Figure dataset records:
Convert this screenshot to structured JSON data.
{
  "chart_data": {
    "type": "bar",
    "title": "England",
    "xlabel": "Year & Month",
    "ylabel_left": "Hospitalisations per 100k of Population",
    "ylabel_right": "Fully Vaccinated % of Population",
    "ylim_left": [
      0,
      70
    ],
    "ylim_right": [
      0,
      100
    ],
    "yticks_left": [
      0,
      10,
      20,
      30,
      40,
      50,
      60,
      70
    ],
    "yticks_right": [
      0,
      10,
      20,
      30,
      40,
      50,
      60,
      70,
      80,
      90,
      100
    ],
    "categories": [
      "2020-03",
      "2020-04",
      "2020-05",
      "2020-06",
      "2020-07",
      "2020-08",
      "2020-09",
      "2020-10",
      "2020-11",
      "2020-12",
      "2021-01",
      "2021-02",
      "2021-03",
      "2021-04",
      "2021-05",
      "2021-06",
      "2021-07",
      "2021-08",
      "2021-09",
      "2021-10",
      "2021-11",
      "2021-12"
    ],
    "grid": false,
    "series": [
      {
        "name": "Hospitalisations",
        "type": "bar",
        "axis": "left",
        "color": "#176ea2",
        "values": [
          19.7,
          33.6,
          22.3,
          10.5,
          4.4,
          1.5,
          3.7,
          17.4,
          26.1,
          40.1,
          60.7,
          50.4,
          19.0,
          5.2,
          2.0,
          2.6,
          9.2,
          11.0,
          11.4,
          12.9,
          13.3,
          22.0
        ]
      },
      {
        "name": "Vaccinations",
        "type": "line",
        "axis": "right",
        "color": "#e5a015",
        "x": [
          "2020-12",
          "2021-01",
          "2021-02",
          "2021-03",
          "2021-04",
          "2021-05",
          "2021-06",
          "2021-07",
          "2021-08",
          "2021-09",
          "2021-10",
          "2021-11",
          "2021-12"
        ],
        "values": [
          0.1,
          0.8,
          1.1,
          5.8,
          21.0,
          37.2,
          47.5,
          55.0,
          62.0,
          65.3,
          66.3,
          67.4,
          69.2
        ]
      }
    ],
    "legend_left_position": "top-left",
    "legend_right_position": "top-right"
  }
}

### What the exercise asks
The entries above must be returned in full, exactly as shown.

### The completed task
Convert this screenshot to structured JSON data.
{
  "chart_data": {
    "type": "bar",
    "title": "England",
    "xlabel": "Year & Month",
    "ylabel_left": "Hospitalisations per 100k of Population",
    "ylabel_right": "Fully Vaccinated % of Population",
    "ylim_left": [
      0,
      70
    ],
    "ylim_right": [
      0,
      100
    ],
    "yticks_left": [
      0,
      10,
      20,
      30,
      40,
      50,
      60,
      70
    ],
    "yticks_right": [
      0,
      10,
      20,
      30,
      40,
      50,
      60,
      70,
      80,
      90,
      100
    ],
    "categories": [
      "2020-03",
      "2020-04",
      "2020-05",
      "2020-06",
      "2020-07",
      "2020-08",
      "2020-09",
      "2020-10",
      "2020-11",
      "2020-12",
      "2021-01",
      "2021-02",
      "2021-03",
      "2021-04",
      "2021-05",
      "2021-06",
      "2021-07",
      "2021-08",
      "2021-09",
      "2021-10",
      "2021-11",
      "2021-12"
    ],
    "grid": false,
    "series": [
      {
        "name": "Hospitalisations",
        "type": "bar",
        "axis": "left",
        "color": "#176ea2",
        "values": [
          19.7,
          33.6,
          22.3,
          10.5,
          4.4,
          1.5,
          3.7,
          17.4,
          26.1,
          40.1,
          60.7,
          50.4,
          19.0,
          5.2,
          2.0,
          2.6,
          9.2,
          11.0,
          11.4,
          12.9,
          13.3,
          22.0
        ]
      },
      {
        "name": "Vaccinations",
        "type": "line",
        "axis": "right",
        "color": "#e5a015",
        "x": [
          "2020-12",
          "2021-01",
          "2021-02",
          "2021-03",
          "2021-04",
          "2021-05",
          "2021-06",
          "2021-07",
          "2021-08",
          "2021-09",
          "2021-10",
          "2021-11",
          "2021-12"
        ],
        "values": [
          0.1,
          0.8,
          1.1,
          5.8,
          21.0,
          37.2,
          47.5,
          55.0,
          62.0,
          65.3,
          66.3,
          67.4,
          69.2
        ]
      }
    ],
    "legend_left_position": "top-left",
    "legend_right_position": "top-right"
  }
}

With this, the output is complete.